+++ Supplied data
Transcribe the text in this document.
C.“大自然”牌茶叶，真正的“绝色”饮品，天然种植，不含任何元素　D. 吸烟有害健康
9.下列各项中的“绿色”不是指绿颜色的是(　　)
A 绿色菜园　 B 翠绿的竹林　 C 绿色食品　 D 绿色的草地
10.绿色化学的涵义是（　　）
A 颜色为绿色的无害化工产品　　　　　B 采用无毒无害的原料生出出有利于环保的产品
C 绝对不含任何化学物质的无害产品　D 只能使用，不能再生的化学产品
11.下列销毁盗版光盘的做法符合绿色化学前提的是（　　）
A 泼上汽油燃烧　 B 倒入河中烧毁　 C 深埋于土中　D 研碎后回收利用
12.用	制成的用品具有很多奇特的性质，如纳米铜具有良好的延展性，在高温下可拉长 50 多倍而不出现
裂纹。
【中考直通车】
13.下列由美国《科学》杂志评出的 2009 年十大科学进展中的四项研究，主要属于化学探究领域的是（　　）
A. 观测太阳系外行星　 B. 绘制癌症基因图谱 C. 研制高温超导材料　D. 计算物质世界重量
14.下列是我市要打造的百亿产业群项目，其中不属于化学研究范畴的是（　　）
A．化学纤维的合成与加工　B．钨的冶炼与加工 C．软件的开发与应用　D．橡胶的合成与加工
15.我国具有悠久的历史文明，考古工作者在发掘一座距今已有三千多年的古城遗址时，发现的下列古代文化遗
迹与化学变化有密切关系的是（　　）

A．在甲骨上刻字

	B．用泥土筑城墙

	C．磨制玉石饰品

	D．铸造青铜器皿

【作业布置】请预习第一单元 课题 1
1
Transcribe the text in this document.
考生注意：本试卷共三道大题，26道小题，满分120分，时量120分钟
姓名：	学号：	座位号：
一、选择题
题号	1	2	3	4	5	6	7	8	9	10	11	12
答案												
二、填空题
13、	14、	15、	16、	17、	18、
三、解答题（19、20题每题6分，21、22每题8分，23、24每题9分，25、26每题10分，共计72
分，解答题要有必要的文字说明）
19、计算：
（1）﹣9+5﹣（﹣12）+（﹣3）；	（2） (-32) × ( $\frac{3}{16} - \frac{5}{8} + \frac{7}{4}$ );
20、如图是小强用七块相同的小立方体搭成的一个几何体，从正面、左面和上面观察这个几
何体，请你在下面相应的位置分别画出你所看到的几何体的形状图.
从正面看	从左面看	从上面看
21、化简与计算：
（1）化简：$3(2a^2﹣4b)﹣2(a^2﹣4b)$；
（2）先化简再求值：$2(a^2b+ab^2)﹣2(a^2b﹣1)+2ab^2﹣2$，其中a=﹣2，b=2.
++++++
**The task**.
Output the full listing without altering anything.

**Result below**.
Transcribe the text in this document.
C.“大自然”牌茶叶，真正的“绝色”饮品，天然种植，不含任何元素　D. 吸烟有害健康
9.下列各项中的“绿色”不是指绿颜色的是(　　)
A 绿色菜园　 B 翠绿的竹林　 C 绿色食品　 D 绿色的草地
10.绿色化学的涵义是（　　）
A 颜色为绿色的无害化工产品　　　　　B 采用无毒无害的原料生出出有利于环保的产品
C 绝对不含任何化学物质的无害产品　D 只能使用，不能再生的化学产品
11.下列销毁盗版光盘的做法符合绿色化学前提的是（　　）
A 泼上汽油燃烧　 B 倒入河中烧毁　 C 深埋于土中　D 研碎后回收利用
12.用	制成的用品具有很多奇特的性质，如纳米铜具有良好的延展性，在高温下可拉长 50 多倍而不出现
裂纹。
【中考直通车】
13.下列由美国《科学》杂志评出的 2009 年十大科学进展中的四项研究，主要属于化学探究领域的是（　　）
A. 观测太阳系外行星　 B. 绘制癌症基因图谱 C. 研制高温超导材料　D. 计算物质世界重量
14.下列是我市要打造的百亿产业群项目，其中不属于化学研究范畴的是（　　）
A．化学纤维的合成与加工　B．钨的冶炼与加工 C．软件的开发与应用　D．橡胶的合成与加工
15.我国具有悠久的历史文明，考古工作者在发掘一座距今已有三千多年的古城遗址时，发现的下列古代文化遗
迹与化学变化有密切关系的是（　　）

A．在甲骨上刻字

	B．用泥土筑城墙

	C．磨制玉石饰品

	D．铸造青铜器皿

【作业布置】请预习第一单元 课题 1
1
Transcribe the text in this document.
考生注意：本试卷共三道大题，26道小题，满分120分，时量120分钟
姓名：	学号：	座位号：
一、选择题
题号	1	2	3	4	5	6	7	8	9	10	11	12
答案												
二、填空题
13、	14、	15、	16、	17、	18、
三、解答题（19、20题每题6分，21、22每题8分，23、24每题9分，25、26每题10分，共计72
分，解答题要有必要的文字说明）
19、计算：
（1）﹣9+5﹣（﹣12）+（﹣3）；	（2） (-32) × ( $\frac{3}{16} - \frac{5}{8} + \frac{7}{4}$ );
20、如图是小强用七块相同的小立方体搭成的一个几何体，从正面、左面和上面观察这个几
何体，请你在下面相应的位置分别画出你所看到的几何体的形状图.
从正面看	从左面看	从上面看
21、化简与计算：
（1）化简：$3(2a^2﹣4b)﹣2(a^2﹣4b)$；
（2）先化简再求值：$2(a^2b+ab^2)﹣2(a^2b﹣1)+2ab^2﹣2$，其中a=﹣2，b=2.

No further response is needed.